▶ _DIRECTIONS_
How many lines of the records below contain the word "None"? Answer with the number alone.

§

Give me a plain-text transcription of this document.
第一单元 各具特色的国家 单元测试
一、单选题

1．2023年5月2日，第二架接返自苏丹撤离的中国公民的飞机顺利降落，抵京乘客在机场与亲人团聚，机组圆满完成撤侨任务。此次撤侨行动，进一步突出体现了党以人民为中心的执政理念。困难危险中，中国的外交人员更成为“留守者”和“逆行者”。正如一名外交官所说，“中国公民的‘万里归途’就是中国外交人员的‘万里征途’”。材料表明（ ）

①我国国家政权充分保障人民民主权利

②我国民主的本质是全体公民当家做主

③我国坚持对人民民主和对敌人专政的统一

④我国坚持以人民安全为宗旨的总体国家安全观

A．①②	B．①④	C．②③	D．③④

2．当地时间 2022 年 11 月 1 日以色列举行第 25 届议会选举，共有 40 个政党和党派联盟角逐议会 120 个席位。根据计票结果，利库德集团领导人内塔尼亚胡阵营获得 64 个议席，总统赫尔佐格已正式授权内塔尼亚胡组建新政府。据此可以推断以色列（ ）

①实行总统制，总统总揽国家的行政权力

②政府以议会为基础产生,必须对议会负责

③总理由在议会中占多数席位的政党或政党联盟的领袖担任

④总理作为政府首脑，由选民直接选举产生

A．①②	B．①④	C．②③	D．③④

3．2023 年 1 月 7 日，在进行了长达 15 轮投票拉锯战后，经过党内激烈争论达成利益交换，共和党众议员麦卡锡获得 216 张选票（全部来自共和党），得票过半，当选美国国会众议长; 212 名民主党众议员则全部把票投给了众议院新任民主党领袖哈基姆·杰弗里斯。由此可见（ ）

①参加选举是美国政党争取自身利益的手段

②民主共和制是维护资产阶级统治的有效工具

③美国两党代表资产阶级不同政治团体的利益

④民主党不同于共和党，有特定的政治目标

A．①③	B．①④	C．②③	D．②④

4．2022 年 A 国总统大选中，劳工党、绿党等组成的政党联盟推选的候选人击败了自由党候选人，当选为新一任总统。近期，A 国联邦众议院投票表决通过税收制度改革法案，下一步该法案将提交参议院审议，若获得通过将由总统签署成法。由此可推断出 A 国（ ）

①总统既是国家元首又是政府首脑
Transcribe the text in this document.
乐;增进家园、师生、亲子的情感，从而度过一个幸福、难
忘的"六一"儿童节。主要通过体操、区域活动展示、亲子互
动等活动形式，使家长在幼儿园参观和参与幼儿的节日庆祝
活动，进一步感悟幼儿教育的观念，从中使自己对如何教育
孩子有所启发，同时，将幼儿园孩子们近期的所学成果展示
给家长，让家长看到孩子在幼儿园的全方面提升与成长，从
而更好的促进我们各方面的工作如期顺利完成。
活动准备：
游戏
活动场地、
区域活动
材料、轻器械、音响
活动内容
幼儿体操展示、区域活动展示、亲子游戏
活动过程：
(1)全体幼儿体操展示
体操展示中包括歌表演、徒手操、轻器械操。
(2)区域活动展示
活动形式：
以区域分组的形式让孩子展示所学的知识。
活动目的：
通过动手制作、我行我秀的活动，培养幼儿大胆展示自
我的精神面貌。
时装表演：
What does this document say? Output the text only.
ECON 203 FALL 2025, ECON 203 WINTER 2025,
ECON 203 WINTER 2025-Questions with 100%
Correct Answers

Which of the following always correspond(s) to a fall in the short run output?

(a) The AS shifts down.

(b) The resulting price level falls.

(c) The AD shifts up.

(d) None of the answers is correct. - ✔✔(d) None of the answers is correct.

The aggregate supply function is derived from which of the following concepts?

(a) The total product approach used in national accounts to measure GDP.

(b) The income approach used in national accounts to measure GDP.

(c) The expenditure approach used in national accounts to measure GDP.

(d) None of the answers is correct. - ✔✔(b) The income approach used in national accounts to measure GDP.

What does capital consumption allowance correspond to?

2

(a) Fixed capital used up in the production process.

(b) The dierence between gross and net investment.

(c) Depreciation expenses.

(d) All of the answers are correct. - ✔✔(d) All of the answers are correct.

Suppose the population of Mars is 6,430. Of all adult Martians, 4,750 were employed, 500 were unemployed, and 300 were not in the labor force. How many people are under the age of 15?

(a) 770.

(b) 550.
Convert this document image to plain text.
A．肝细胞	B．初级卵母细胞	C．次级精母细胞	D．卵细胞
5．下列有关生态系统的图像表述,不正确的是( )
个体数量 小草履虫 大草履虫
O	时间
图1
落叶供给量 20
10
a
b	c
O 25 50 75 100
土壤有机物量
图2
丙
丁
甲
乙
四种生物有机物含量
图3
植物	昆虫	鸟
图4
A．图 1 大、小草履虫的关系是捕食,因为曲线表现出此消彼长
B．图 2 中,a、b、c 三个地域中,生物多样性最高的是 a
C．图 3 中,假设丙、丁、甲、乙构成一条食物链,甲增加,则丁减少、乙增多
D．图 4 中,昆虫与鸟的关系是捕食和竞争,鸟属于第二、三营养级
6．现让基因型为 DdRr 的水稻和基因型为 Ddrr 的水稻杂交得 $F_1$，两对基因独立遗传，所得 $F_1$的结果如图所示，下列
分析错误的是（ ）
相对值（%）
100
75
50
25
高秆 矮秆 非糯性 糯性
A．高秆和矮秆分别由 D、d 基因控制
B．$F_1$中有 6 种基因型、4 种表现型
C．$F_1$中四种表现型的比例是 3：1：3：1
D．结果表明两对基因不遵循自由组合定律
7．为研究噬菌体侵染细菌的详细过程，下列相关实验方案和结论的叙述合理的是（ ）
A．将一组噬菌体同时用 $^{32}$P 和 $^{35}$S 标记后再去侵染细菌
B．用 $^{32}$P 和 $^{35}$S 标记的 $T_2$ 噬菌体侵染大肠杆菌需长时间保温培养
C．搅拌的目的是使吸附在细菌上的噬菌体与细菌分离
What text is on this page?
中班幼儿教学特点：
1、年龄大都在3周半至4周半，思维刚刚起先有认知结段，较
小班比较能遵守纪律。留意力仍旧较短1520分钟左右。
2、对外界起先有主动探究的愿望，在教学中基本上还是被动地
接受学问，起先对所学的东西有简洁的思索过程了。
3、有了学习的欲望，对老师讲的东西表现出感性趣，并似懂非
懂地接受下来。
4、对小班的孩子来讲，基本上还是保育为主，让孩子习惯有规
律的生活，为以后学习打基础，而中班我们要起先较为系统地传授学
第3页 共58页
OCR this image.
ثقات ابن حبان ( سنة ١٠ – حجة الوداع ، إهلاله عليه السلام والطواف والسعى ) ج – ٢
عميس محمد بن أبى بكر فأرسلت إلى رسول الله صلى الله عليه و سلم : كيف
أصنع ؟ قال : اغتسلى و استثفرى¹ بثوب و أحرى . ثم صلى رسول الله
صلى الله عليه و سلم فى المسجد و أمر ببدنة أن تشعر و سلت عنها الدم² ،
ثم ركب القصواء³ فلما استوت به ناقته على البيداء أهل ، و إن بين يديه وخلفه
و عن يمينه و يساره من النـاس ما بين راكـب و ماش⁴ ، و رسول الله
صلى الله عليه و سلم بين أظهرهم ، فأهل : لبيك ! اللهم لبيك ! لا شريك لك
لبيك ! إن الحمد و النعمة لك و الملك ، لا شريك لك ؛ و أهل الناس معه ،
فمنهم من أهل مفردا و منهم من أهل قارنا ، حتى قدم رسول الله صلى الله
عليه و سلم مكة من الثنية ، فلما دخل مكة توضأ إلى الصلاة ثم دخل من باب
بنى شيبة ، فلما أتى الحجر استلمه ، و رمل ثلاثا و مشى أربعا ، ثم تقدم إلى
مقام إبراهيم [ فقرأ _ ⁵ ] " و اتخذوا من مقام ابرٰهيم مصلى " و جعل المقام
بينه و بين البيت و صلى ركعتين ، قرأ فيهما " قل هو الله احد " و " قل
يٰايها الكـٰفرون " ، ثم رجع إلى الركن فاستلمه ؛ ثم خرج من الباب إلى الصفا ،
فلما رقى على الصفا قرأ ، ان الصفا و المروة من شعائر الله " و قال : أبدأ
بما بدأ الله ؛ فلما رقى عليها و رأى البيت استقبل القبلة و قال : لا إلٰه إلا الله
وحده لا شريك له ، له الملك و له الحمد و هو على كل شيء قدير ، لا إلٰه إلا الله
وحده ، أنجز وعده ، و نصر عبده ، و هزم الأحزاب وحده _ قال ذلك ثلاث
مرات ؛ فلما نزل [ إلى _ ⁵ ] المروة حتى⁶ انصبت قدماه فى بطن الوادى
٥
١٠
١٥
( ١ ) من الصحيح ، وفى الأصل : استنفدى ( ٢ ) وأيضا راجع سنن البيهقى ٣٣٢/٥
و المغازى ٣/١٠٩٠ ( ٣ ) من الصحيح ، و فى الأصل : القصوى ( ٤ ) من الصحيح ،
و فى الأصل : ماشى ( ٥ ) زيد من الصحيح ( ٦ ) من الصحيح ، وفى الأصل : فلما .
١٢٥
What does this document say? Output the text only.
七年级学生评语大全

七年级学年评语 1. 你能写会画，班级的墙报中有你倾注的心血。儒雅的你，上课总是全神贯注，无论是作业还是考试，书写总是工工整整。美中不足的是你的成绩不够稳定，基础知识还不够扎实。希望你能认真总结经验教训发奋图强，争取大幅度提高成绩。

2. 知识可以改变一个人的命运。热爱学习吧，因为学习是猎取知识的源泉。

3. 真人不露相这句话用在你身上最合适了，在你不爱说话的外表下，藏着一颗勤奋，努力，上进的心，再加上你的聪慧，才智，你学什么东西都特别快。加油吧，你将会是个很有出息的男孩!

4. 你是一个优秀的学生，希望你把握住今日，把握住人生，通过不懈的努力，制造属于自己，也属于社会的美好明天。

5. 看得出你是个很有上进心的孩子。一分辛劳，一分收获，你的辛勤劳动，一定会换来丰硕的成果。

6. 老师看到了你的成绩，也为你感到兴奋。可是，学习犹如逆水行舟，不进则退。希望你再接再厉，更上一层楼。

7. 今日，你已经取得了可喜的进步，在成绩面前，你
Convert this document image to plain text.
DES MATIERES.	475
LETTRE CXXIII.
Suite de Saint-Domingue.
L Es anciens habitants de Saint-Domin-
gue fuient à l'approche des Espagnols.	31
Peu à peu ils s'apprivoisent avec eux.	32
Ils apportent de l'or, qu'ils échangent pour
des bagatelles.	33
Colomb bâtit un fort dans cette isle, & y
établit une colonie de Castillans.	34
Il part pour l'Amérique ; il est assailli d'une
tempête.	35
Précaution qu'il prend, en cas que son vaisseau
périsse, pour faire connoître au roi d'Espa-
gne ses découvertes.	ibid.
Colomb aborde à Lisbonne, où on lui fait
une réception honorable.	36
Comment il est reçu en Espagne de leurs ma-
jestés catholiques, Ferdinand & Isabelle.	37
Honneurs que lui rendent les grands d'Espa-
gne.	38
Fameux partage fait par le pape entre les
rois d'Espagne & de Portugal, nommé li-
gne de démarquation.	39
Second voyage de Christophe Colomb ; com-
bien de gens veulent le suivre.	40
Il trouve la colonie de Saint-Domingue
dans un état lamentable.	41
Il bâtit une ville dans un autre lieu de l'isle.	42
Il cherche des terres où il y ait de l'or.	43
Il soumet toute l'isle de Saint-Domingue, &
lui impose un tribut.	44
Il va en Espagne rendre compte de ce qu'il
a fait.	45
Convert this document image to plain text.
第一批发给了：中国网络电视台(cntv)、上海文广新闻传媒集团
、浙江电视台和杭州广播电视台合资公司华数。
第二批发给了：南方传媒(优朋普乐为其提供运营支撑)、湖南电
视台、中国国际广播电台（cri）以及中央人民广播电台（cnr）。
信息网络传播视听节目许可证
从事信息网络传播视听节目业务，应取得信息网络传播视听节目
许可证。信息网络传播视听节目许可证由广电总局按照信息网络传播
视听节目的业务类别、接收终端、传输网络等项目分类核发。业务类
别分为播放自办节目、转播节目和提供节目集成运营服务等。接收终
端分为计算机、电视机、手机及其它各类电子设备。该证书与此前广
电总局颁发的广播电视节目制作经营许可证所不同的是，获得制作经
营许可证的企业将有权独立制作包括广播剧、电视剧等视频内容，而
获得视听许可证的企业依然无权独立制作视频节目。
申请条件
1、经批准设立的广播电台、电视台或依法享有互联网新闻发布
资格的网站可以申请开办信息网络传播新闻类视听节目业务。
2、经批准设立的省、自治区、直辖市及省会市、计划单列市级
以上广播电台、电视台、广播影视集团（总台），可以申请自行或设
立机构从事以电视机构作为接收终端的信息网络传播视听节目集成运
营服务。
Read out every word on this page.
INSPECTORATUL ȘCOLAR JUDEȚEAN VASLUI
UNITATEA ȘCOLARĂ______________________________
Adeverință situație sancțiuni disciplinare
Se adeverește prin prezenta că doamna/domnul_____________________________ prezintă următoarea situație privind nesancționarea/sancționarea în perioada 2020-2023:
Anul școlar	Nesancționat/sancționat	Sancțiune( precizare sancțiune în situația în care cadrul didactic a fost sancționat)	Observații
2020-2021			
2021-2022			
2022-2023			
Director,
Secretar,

§

▶ _OUTPUT FOR THIS TASK_
2